• **Task brief**
Show each line that has the string "title" in it.

Entries from a dataset:

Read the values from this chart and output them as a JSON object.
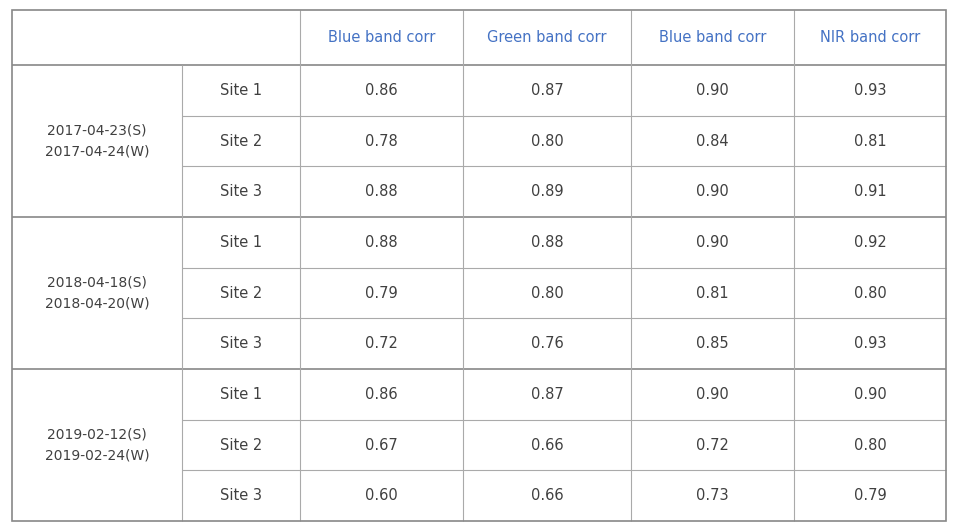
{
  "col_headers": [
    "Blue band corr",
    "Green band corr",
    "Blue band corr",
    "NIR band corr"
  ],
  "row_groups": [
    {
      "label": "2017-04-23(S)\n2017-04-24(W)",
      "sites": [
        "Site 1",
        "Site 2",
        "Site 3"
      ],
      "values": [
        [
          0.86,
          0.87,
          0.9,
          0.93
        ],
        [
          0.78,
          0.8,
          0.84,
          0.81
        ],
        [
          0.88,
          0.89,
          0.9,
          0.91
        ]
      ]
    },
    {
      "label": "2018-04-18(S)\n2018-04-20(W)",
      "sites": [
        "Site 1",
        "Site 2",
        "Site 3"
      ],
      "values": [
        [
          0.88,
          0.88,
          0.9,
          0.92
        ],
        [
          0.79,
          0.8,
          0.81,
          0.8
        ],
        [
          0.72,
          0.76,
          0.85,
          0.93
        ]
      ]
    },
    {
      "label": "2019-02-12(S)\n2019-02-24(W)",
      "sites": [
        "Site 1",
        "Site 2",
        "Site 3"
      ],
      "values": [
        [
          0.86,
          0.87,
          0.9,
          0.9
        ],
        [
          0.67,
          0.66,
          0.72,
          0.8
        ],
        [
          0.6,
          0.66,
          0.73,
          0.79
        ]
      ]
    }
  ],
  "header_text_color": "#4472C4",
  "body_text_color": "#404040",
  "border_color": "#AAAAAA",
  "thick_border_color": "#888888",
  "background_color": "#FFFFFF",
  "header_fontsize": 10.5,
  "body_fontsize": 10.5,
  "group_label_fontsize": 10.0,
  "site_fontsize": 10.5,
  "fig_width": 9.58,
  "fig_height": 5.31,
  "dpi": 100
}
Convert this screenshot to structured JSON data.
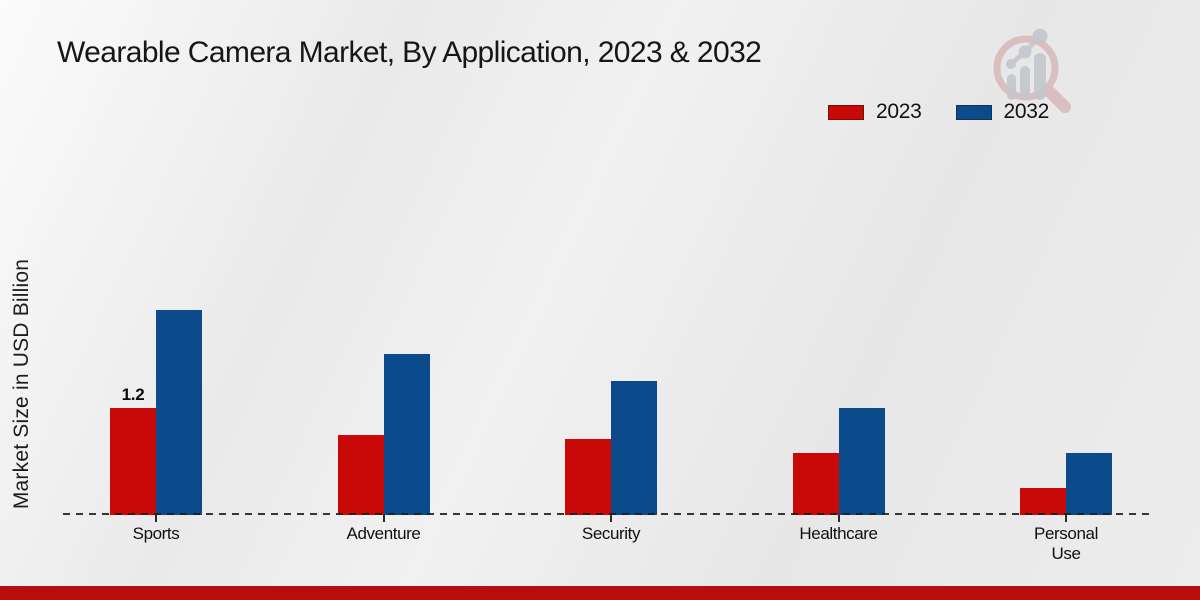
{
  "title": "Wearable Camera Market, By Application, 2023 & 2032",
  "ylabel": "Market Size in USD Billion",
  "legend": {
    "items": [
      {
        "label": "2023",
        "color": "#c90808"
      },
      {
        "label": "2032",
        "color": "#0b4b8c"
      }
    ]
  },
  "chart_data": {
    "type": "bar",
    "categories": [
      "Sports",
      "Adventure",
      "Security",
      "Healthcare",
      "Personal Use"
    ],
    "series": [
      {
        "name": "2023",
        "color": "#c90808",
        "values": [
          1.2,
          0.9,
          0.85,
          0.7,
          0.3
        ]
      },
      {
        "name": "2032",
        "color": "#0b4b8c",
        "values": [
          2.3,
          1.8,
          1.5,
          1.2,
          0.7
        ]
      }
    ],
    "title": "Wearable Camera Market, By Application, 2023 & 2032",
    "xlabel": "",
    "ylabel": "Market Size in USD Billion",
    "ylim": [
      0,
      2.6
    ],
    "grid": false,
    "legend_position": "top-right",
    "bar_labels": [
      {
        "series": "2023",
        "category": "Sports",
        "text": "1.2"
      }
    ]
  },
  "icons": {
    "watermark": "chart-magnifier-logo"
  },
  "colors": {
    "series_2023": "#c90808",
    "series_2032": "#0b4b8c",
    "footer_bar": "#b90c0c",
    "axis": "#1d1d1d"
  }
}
* * *
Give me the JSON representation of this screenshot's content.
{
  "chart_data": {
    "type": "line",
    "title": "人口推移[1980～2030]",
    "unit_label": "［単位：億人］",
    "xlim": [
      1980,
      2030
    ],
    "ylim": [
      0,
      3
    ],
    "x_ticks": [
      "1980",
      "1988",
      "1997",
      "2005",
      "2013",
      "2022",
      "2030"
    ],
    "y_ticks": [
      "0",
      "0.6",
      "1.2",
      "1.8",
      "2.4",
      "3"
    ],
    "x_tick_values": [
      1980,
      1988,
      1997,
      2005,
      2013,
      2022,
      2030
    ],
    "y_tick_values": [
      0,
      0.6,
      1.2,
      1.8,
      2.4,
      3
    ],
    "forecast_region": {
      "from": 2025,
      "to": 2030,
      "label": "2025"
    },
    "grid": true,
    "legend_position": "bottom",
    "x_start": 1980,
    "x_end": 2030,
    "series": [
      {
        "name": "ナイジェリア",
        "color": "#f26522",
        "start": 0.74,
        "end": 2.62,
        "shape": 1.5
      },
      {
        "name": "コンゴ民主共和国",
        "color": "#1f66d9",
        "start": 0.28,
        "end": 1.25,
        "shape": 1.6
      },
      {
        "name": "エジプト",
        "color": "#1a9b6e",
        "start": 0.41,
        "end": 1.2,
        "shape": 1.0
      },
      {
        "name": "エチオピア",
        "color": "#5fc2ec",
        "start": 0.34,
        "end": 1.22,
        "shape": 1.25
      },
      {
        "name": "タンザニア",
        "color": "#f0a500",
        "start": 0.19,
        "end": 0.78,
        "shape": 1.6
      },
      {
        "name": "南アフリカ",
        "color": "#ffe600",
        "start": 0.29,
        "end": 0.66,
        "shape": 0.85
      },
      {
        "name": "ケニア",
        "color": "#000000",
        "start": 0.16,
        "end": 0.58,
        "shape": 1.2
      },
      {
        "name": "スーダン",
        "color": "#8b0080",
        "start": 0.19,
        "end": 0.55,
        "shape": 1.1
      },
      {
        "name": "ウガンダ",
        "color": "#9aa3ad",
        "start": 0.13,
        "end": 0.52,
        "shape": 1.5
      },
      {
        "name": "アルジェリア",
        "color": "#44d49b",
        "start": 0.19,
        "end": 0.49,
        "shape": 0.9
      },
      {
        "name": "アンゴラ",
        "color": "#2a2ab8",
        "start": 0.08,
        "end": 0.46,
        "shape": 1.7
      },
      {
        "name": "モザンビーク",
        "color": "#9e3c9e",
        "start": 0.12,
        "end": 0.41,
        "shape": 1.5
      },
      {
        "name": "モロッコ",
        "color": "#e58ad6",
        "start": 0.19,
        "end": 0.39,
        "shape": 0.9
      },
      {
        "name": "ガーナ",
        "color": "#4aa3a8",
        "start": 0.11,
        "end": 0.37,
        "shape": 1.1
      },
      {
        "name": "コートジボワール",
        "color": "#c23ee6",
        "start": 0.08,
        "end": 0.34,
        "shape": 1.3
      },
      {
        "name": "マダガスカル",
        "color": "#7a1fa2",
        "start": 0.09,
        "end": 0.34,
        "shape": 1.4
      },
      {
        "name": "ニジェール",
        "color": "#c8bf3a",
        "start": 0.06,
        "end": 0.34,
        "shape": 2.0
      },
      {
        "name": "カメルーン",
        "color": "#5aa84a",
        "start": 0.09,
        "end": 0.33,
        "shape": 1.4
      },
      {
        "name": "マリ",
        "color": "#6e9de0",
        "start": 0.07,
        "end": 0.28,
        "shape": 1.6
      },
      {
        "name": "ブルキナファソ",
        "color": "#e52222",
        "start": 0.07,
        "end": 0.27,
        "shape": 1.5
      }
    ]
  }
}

• **Solution**
  "title": "Wearable Camera Market, By Application, 2023 & 2032",
    "title": "Wearable Camera Market, By Application, 2023 & 2032",
    "title": "人口推移[1980～2030]",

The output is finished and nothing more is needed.